--- Start DATASET ---

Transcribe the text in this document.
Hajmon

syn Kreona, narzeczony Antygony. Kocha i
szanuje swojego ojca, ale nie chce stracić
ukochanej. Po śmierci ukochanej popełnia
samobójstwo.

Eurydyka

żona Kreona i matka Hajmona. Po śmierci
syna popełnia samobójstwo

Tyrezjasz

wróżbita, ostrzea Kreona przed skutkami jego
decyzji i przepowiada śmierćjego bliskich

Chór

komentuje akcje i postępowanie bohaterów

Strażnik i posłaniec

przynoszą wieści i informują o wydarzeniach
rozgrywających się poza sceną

--- End DATASET ---

• [STATED EXERCISE]
Every entry must be retyped in full, exactly as given.

• [WORKED ANSWER]
Transcribe the text in this document.
Hajmon

syn Kreona, narzeczony Antygony. Kocha i
szanuje swojego ojca, ale nie chce stracić
ukochanej. Po śmierci ukochanej popełnia
samobójstwo.

Eurydyka

żona Kreona i matka Hajmona. Po śmierci
syna popełnia samobójstwo

Tyrezjasz

wróżbita, ostrzea Kreona przed skutkami jego
decyzji i przepowiada śmierćjego bliskich

Chór

komentuje akcje i postępowanie bohaterów

Strażnik i posłaniec

przynoszą wieści i informują o wydarzeniach
rozgrywających się poza sceną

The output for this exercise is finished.